Read the lines that follow and tally those with the word "JSON"; give the number and nothing else.

╭─ Records provided

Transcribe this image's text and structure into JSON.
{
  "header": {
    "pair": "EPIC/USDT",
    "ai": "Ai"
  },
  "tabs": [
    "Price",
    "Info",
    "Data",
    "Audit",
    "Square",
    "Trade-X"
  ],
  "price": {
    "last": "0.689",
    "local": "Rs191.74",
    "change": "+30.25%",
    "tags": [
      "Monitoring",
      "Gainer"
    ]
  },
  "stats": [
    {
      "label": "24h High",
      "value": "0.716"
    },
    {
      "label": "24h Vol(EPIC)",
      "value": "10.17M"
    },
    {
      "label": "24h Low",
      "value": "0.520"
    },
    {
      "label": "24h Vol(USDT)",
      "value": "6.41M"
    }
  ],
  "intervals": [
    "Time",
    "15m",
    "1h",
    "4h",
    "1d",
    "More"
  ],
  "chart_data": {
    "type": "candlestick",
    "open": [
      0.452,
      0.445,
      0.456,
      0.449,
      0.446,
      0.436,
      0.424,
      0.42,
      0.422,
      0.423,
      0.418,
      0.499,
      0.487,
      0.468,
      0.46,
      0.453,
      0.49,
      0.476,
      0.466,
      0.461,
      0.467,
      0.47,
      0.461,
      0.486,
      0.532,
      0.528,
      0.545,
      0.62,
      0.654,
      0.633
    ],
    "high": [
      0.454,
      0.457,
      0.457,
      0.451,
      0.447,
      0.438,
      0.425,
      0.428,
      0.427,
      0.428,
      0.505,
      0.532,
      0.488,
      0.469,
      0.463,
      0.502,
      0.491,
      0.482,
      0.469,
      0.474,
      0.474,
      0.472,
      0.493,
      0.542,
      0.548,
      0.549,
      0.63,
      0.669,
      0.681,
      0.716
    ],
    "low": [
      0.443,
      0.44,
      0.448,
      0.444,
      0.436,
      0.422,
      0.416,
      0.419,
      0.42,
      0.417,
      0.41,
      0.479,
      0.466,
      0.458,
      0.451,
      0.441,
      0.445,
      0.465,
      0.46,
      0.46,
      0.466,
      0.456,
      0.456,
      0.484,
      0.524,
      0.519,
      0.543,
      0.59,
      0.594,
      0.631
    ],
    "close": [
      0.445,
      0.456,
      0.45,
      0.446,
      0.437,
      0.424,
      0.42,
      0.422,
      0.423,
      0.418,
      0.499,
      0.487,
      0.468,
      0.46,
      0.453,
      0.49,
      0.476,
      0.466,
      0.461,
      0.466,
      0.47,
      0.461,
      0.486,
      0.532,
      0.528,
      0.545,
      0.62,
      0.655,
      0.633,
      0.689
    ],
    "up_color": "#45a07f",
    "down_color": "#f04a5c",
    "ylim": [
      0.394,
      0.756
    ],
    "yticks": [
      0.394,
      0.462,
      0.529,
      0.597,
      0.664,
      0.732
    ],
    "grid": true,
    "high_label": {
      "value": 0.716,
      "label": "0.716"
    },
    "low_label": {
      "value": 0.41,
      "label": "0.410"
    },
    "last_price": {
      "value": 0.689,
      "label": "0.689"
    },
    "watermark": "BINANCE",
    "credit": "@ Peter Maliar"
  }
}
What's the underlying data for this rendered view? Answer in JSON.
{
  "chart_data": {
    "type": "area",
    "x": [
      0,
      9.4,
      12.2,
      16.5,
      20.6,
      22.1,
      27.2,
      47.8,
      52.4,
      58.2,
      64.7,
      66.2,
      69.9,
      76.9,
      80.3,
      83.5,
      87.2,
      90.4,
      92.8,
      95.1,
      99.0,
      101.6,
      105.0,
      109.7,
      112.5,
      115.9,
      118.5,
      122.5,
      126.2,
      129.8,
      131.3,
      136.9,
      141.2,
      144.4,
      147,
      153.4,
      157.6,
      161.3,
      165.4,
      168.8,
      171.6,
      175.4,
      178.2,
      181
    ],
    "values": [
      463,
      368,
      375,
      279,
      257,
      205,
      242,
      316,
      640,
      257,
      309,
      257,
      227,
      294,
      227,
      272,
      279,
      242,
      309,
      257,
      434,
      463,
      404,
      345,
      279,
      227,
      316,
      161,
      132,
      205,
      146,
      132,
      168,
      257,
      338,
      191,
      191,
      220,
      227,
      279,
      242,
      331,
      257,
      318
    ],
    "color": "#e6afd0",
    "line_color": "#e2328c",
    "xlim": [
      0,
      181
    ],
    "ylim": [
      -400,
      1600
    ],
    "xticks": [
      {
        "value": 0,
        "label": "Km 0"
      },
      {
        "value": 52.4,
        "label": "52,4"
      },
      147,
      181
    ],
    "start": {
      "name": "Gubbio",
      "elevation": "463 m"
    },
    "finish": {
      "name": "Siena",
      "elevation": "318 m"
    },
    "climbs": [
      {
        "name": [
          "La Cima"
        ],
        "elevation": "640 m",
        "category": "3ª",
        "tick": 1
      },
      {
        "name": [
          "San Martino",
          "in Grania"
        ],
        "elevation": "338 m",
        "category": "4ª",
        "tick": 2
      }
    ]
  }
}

╰─

Solution:
2